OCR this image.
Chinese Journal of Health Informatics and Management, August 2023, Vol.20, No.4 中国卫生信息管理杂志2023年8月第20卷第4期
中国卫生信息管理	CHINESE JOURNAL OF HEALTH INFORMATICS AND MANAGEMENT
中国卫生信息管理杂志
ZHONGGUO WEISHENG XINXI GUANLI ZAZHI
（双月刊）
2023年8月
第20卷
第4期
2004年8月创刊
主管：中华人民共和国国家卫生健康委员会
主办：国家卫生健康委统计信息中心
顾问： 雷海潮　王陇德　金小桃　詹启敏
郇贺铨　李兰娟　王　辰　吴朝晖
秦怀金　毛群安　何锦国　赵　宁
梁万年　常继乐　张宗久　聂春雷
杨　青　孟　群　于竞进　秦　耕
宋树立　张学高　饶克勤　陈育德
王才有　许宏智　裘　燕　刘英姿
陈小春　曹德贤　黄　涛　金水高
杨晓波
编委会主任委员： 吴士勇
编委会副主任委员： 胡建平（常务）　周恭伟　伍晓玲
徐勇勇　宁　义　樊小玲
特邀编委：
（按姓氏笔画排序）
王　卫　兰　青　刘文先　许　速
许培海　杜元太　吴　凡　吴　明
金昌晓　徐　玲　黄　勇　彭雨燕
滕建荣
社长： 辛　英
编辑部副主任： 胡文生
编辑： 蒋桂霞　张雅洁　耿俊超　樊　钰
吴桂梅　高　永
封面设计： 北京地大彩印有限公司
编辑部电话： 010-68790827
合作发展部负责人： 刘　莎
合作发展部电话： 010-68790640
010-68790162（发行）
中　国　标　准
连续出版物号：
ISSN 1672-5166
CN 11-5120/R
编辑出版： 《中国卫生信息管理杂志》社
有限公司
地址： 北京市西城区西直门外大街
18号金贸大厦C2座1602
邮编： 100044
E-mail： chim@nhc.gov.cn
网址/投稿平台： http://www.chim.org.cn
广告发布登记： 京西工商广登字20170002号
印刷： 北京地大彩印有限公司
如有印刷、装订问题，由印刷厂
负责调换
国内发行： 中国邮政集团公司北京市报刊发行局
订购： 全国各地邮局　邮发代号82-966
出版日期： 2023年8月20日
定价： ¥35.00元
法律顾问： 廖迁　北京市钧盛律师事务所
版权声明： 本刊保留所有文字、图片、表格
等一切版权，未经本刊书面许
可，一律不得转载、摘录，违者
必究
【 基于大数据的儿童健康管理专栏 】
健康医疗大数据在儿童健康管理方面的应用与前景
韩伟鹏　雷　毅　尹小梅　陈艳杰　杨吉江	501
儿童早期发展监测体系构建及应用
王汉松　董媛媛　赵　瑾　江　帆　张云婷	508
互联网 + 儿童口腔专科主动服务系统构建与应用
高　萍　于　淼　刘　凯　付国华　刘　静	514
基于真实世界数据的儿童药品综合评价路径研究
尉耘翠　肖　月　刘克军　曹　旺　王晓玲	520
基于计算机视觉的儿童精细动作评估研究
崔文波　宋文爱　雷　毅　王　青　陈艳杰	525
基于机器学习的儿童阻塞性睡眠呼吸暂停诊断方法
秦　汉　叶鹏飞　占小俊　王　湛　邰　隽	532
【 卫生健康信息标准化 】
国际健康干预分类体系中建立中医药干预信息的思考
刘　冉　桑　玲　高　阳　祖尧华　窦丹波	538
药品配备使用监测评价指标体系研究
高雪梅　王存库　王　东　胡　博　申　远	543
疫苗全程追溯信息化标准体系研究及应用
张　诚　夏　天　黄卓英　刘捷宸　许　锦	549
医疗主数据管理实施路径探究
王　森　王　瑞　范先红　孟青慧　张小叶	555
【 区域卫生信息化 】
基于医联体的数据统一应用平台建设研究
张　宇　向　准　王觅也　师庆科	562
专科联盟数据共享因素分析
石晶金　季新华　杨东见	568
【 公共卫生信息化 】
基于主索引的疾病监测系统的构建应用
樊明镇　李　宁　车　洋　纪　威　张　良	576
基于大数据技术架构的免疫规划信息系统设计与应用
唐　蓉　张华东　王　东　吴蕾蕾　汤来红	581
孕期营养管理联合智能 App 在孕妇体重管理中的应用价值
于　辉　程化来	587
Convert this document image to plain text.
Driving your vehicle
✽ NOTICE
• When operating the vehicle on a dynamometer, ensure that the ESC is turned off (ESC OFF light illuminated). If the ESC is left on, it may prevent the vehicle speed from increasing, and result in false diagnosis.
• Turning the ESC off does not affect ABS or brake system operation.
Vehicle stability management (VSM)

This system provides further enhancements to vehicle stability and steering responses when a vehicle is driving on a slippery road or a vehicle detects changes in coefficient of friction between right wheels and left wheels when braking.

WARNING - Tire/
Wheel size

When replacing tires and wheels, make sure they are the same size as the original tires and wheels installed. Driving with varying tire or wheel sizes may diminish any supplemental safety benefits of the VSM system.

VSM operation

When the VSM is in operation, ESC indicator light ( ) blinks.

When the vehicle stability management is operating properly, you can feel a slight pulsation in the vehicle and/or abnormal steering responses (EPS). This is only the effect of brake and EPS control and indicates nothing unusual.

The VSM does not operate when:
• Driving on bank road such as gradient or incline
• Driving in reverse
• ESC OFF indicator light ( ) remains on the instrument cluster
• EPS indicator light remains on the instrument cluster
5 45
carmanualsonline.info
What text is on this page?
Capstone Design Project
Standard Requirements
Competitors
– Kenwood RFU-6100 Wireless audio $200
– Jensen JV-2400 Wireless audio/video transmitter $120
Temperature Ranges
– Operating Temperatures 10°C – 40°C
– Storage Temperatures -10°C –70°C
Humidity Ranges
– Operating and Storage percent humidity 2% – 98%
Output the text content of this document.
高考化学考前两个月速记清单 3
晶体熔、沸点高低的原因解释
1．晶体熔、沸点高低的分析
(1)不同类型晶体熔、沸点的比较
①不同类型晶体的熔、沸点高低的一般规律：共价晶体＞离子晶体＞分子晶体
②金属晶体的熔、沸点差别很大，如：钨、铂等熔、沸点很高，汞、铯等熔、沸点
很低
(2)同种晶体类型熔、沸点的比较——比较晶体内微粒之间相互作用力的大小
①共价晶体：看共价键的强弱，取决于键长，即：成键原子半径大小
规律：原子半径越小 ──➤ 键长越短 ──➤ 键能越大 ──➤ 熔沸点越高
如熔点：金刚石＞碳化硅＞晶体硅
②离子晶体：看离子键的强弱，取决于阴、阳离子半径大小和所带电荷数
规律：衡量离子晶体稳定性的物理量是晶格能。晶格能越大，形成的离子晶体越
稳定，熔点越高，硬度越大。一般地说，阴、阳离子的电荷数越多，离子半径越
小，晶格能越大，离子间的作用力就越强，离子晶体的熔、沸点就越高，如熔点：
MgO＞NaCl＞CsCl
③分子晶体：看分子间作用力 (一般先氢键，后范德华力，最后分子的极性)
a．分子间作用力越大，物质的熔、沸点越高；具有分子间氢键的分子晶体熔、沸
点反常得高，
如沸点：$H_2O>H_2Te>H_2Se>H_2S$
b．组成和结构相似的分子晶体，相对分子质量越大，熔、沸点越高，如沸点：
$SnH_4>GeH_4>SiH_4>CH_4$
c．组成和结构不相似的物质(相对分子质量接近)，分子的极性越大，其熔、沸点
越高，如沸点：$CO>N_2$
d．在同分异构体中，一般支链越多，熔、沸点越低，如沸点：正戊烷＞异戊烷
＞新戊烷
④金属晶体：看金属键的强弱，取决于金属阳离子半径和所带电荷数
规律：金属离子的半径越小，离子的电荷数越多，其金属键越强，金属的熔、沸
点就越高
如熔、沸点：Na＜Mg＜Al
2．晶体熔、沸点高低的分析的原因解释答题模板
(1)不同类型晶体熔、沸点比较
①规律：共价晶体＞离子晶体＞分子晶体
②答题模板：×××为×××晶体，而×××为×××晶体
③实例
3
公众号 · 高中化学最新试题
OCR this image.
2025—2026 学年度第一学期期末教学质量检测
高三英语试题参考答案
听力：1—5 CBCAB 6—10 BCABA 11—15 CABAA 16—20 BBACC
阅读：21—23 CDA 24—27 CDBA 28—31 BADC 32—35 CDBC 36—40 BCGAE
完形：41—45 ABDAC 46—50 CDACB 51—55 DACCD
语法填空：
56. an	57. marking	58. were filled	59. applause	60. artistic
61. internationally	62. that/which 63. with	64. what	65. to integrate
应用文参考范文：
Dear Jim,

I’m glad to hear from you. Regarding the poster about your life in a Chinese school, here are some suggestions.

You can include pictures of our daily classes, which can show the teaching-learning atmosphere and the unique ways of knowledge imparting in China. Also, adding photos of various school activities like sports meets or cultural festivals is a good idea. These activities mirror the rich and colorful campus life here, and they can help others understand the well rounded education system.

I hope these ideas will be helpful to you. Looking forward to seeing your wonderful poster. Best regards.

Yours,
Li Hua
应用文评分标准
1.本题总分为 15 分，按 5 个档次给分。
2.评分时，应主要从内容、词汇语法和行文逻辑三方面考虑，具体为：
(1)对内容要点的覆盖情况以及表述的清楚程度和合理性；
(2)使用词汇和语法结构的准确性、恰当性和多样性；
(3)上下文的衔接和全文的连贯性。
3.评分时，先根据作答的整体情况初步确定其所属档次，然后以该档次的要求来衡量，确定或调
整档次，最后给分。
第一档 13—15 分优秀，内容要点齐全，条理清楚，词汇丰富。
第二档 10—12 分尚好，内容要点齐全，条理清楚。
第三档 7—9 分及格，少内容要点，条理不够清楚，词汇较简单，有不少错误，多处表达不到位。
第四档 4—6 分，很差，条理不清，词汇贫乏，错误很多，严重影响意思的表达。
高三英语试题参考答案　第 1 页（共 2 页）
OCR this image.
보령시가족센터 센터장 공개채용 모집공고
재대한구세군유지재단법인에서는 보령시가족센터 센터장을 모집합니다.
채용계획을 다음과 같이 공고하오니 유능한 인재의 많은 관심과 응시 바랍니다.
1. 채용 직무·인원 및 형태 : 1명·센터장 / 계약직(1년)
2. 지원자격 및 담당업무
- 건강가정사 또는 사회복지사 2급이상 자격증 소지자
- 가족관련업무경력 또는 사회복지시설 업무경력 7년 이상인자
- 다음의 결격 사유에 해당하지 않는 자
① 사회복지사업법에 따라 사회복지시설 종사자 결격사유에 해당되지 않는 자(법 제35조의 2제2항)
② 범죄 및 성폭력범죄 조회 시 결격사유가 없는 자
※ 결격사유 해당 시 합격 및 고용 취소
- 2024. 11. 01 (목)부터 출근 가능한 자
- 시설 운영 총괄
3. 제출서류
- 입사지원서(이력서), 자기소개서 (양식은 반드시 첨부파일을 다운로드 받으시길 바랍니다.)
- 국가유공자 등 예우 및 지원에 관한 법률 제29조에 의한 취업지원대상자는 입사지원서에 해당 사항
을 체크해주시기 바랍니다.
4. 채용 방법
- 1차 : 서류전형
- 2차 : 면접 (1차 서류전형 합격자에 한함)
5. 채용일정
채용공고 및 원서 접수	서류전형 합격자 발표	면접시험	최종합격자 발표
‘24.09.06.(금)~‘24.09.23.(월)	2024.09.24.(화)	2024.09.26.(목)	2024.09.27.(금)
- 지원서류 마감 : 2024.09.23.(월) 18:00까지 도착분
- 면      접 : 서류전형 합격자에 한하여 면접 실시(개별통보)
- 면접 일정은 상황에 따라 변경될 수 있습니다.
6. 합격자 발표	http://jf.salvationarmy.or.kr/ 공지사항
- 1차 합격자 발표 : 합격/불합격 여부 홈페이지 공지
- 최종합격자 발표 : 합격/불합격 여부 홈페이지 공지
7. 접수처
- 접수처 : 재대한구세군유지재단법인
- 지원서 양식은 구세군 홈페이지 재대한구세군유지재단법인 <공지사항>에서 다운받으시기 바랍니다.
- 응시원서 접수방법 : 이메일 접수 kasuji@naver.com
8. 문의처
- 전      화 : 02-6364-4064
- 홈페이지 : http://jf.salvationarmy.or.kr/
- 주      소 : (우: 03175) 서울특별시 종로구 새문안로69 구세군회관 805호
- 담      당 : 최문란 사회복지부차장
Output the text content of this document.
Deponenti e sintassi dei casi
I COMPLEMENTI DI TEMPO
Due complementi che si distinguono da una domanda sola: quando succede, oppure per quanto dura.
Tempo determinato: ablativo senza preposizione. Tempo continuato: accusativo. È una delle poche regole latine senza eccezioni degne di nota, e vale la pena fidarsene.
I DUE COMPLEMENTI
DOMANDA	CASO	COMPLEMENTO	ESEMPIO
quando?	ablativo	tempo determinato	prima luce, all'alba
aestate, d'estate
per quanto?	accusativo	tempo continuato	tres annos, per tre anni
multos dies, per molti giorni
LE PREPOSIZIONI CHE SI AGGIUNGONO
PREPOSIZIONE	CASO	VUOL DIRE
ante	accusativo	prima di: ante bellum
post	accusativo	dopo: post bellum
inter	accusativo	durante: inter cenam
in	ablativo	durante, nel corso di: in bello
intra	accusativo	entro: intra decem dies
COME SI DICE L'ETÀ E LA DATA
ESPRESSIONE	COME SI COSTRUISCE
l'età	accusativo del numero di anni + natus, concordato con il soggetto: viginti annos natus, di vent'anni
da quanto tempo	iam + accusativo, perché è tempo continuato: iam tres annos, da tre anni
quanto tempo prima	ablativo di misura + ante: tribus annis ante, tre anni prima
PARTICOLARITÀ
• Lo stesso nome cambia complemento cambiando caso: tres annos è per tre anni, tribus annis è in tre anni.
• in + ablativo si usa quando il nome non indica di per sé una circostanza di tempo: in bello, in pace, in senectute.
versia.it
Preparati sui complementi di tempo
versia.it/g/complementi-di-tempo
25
========
Whenever "continuato" turns up in a line, pick that line out.

• The result:
Tempo determinato: ablativo senza preposizione. Tempo continuato: accusativo. È una delle poche regole latine senza eccezioni degne di nota, e vale la pena fidarsene.
per quanto?	accusativo	tempo continuato	tres annos, per tre anni
da quanto tempo	iam + accusativo, perché è tempo continuato: iam tres annos, da tre anni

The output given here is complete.